## RECORD SET

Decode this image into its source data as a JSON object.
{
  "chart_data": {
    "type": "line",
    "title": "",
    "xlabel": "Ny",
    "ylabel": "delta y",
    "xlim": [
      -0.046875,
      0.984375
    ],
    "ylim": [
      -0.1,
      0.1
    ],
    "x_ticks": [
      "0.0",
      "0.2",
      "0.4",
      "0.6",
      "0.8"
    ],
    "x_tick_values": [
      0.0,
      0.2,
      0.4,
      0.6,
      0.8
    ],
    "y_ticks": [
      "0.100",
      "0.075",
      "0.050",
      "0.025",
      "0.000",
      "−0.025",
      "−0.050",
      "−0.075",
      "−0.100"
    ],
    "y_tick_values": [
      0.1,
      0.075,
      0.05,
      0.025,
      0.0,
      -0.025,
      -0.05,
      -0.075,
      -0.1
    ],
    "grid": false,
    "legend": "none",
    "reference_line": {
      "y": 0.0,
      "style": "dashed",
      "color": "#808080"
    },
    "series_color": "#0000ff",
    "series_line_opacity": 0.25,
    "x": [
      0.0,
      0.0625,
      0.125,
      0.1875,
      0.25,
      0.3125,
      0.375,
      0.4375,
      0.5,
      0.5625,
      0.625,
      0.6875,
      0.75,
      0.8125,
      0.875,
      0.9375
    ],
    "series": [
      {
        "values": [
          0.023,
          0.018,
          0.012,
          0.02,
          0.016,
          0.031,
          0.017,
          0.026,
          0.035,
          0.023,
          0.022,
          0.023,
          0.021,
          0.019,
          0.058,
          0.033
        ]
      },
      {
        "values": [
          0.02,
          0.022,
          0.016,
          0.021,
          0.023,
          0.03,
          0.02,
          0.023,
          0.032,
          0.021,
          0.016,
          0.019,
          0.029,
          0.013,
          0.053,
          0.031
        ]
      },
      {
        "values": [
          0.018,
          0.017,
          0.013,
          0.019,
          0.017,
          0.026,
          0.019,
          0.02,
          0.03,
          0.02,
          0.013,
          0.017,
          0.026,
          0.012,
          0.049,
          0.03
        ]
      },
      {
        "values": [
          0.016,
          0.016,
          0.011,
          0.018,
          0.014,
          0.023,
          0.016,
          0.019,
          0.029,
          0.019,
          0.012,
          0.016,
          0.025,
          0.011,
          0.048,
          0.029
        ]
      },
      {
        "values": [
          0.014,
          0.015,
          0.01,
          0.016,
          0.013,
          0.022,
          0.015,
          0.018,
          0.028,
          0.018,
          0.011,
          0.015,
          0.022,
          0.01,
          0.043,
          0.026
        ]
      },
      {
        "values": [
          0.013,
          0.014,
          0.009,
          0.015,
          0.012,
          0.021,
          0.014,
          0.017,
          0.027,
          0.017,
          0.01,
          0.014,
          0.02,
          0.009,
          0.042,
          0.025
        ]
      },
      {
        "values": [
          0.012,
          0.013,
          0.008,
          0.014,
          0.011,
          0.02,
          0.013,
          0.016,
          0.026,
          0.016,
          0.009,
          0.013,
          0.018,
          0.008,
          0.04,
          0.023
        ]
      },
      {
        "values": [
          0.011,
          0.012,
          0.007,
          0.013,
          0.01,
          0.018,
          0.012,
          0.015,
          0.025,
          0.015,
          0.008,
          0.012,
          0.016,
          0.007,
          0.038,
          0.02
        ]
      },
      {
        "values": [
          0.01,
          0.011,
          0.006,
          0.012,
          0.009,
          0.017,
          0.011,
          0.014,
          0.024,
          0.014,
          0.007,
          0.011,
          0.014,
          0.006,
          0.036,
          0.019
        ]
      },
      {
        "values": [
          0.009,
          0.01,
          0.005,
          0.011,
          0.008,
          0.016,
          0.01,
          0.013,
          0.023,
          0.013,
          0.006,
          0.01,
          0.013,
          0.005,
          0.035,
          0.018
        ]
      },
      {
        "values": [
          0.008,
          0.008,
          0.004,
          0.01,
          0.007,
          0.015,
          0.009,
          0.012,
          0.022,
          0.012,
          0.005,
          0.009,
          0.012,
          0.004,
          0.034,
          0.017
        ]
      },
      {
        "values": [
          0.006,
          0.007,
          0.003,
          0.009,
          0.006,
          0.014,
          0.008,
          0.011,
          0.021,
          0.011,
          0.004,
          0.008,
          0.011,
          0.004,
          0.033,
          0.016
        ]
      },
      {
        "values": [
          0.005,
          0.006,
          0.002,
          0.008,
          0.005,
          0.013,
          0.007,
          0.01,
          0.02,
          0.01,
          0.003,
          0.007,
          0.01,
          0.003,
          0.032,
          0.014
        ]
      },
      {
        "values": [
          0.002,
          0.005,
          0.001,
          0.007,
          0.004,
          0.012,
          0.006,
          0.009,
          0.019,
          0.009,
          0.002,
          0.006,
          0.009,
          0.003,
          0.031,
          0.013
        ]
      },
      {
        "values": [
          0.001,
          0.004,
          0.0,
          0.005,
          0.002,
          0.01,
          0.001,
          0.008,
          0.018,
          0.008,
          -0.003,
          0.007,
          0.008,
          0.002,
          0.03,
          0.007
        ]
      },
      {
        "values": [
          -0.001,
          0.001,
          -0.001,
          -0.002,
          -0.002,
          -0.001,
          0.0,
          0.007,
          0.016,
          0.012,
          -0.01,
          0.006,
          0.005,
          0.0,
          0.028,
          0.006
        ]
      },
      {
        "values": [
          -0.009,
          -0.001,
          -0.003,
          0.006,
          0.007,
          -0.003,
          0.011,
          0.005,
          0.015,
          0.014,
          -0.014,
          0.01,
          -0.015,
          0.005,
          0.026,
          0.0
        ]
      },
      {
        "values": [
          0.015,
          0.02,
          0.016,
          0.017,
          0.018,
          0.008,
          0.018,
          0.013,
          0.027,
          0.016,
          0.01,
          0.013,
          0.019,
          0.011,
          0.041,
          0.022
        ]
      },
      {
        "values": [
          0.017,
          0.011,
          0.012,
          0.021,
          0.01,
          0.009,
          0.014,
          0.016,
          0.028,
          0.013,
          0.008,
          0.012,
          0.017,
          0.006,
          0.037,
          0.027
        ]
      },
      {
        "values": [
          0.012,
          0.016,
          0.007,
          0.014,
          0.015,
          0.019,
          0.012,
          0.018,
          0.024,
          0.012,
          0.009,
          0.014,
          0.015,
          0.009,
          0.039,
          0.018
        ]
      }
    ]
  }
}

## EXERCISE DIRECTIONS
Repeat the entries exactly, all of them.

## WORKED SOLUTION
Decode this image into its source data as a JSON object.
{
  "chart_data": {
    "type": "line",
    "title": "",
    "xlabel": "Ny",
    "ylabel": "delta y",
    "xlim": [
      -0.046875,
      0.984375
    ],
    "ylim": [
      -0.1,
      0.1
    ],
    "x_ticks": [
      "0.0",
      "0.2",
      "0.4",
      "0.6",
      "0.8"
    ],
    "x_tick_values": [
      0.0,
      0.2,
      0.4,
      0.6,
      0.8
    ],
    "y_ticks": [
      "0.100",
      "0.075",
      "0.050",
      "0.025",
      "0.000",
      "−0.025",
      "−0.050",
      "−0.075",
      "−0.100"
    ],
    "y_tick_values": [
      0.1,
      0.075,
      0.05,
      0.025,
      0.0,
      -0.025,
      -0.05,
      -0.075,
      -0.1
    ],
    "grid": false,
    "legend": "none",
    "reference_line": {
      "y": 0.0,
      "style": "dashed",
      "color": "#808080"
    },
    "series_color": "#0000ff",
    "series_line_opacity": 0.25,
    "x": [
      0.0,
      0.0625,
      0.125,
      0.1875,
      0.25,
      0.3125,
      0.375,
      0.4375,
      0.5,
      0.5625,
      0.625,
      0.6875,
      0.75,
      0.8125,
      0.875,
      0.9375
    ],
    "series": [
      {
        "values": [
          0.023,
          0.018,
          0.012,
          0.02,
          0.016,
          0.031,
          0.017,
          0.026,
          0.035,
          0.023,
          0.022,
          0.023,
          0.021,
          0.019,
          0.058,
          0.033
        ]
      },
      {
        "values": [
          0.02,
          0.022,
          0.016,
          0.021,
          0.023,
          0.03,
          0.02,
          0.023,
          0.032,
          0.021,
          0.016,
          0.019,
          0.029,
          0.013,
          0.053,
          0.031
        ]
      },
      {
        "values": [
          0.018,
          0.017,
          0.013,
          0.019,
          0.017,
          0.026,
          0.019,
          0.02,
          0.03,
          0.02,
          0.013,
          0.017,
          0.026,
          0.012,
          0.049,
          0.03
        ]
      },
      {
        "values": [
          0.016,
          0.016,
          0.011,
          0.018,
          0.014,
          0.023,
          0.016,
          0.019,
          0.029,
          0.019,
          0.012,
          0.016,
          0.025,
          0.011,
          0.048,
          0.029
        ]
      },
      {
        "values": [
          0.014,
          0.015,
          0.01,
          0.016,
          0.013,
          0.022,
          0.015,
          0.018,
          0.028,
          0.018,
          0.011,
          0.015,
          0.022,
          0.01,
          0.043,
          0.026
        ]
      },
      {
        "values": [
          0.013,
          0.014,
          0.009,
          0.015,
          0.012,
          0.021,
          0.014,
          0.017,
          0.027,
          0.017,
          0.01,
          0.014,
          0.02,
          0.009,
          0.042,
          0.025
        ]
      },
      {
        "values": [
          0.012,
          0.013,
          0.008,
          0.014,
          0.011,
          0.02,
          0.013,
          0.016,
          0.026,
          0.016,
          0.009,
          0.013,
          0.018,
          0.008,
          0.04,
          0.023
        ]
      },
      {
        "values": [
          0.011,
          0.012,
          0.007,
          0.013,
          0.01,
          0.018,
          0.012,
          0.015,
          0.025,
          0.015,
          0.008,
          0.012,
          0.016,
          0.007,
          0.038,
          0.02
        ]
      },
      {
        "values": [
          0.01,
          0.011,
          0.006,
          0.012,
          0.009,
          0.017,
          0.011,
          0.014,
          0.024,
          0.014,
          0.007,
          0.011,
          0.014,
          0.006,
          0.036,
          0.019
        ]
      },
      {
        "values": [
          0.009,
          0.01,
          0.005,
          0.011,
          0.008,
          0.016,
          0.01,
          0.013,
          0.023,
          0.013,
          0.006,
          0.01,
          0.013,
          0.005,
          0.035,
          0.018
        ]
      },
      {
        "values": [
          0.008,
          0.008,
          0.004,
          0.01,
          0.007,
          0.015,
          0.009,
          0.012,
          0.022,
          0.012,
          0.005,
          0.009,
          0.012,
          0.004,
          0.034,
          0.017
        ]
      },
      {
        "values": [
          0.006,
          0.007,
          0.003,
          0.009,
          0.006,
          0.014,
          0.008,
          0.011,
          0.021,
          0.011,
          0.004,
          0.008,
          0.011,
          0.004,
          0.033,
          0.016
        ]
      },
      {
        "values": [
          0.005,
          0.006,
          0.002,
          0.008,
          0.005,
          0.013,
          0.007,
          0.01,
          0.02,
          0.01,
          0.003,
          0.007,
          0.01,
          0.003,
          0.032,
          0.014
        ]
      },
      {
        "values": [
          0.002,
          0.005,
          0.001,
          0.007,
          0.004,
          0.012,
          0.006,
          0.009,
          0.019,
          0.009,
          0.002,
          0.006,
          0.009,
          0.003,
          0.031,
          0.013
        ]
      },
      {
        "values": [
          0.001,
          0.004,
          0.0,
          0.005,
          0.002,
          0.01,
          0.001,
          0.008,
          0.018,
          0.008,
          -0.003,
          0.007,
          0.008,
          0.002,
          0.03,
          0.007
        ]
      },
      {
        "values": [
          -0.001,
          0.001,
          -0.001,
          -0.002,
          -0.002,
          -0.001,
          0.0,
          0.007,
          0.016,
          0.012,
          -0.01,
          0.006,
          0.005,
          0.0,
          0.028,
          0.006
        ]
      },
      {
        "values": [
          -0.009,
          -0.001,
          -0.003,
          0.006,
          0.007,
          -0.003,
          0.011,
          0.005,
          0.015,
          0.014,
          -0.014,
          0.01,
          -0.015,
          0.005,
          0.026,
          0.0
        ]
      },
      {
        "values": [
          0.015,
          0.02,
          0.016,
          0.017,
          0.018,
          0.008,
          0.018,
          0.013,
          0.027,
          0.016,
          0.01,
          0.013,
          0.019,
          0.011,
          0.041,
          0.022
        ]
      },
      {
        "values": [
          0.017,
          0.011,
          0.012,
          0.021,
          0.01,
          0.009,
          0.014,
          0.016,
          0.028,
          0.013,
          0.008,
          0.012,
          0.017,
          0.006,
          0.037,
          0.027
        ]
      },
      {
        "values": [
          0.012,
          0.016,
          0.007,
          0.014,
          0.015,
          0.019,
          0.012,
          0.018,
          0.024,
          0.012,
          0.009,
          0.014,
          0.015,
          0.009,
          0.039,
          0.018
        ]
      }
    ]
  }
}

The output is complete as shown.